→ What is required
Say how many lines include the word "icon". Reply with nothing but the number.

→ Task data
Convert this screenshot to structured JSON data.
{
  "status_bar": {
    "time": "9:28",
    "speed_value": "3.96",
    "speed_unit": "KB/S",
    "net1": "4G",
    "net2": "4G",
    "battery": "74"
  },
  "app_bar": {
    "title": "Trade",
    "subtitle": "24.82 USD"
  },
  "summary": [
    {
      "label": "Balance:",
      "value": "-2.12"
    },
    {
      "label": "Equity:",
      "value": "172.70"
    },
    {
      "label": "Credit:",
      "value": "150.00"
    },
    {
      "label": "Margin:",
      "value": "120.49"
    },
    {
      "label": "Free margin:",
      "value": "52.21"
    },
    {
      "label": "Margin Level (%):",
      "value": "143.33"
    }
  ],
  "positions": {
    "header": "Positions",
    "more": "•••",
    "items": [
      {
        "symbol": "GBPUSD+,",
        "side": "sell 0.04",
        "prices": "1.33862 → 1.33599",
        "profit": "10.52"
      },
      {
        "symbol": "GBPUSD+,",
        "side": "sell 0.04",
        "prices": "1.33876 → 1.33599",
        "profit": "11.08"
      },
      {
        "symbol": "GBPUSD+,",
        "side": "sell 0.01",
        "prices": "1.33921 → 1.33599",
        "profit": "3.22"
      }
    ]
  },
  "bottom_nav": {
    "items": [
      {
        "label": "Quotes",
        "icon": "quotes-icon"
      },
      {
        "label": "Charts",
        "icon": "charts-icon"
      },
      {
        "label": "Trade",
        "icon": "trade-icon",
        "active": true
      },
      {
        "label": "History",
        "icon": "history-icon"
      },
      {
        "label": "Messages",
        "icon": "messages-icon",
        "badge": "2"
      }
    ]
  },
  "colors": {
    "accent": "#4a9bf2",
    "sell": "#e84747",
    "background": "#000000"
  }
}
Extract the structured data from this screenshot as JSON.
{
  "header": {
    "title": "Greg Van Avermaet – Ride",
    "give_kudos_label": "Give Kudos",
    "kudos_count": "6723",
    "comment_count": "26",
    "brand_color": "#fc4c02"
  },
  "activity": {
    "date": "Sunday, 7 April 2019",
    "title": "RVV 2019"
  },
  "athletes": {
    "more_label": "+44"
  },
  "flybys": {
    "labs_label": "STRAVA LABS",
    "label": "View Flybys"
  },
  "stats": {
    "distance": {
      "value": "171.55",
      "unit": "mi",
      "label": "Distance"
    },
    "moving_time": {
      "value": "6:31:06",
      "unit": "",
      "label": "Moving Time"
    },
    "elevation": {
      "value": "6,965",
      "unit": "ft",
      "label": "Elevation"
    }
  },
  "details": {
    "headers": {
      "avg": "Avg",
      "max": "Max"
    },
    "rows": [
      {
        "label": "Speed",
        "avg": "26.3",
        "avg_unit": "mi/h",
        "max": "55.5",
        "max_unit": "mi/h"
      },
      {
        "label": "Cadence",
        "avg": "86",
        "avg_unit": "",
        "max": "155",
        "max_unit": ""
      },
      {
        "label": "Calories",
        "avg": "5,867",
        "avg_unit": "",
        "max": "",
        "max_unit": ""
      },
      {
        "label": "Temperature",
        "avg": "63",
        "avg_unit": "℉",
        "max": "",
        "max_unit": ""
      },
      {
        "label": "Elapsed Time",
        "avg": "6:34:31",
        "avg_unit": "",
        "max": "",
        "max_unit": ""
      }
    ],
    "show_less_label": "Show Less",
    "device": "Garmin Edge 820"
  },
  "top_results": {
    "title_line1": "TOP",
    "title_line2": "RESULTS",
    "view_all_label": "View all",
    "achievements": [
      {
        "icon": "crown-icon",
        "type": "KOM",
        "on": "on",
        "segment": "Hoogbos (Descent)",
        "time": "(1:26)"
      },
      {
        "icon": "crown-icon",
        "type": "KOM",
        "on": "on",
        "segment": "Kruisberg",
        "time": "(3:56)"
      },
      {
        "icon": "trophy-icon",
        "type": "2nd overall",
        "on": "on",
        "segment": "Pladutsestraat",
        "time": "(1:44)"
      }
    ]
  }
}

→ Answer
8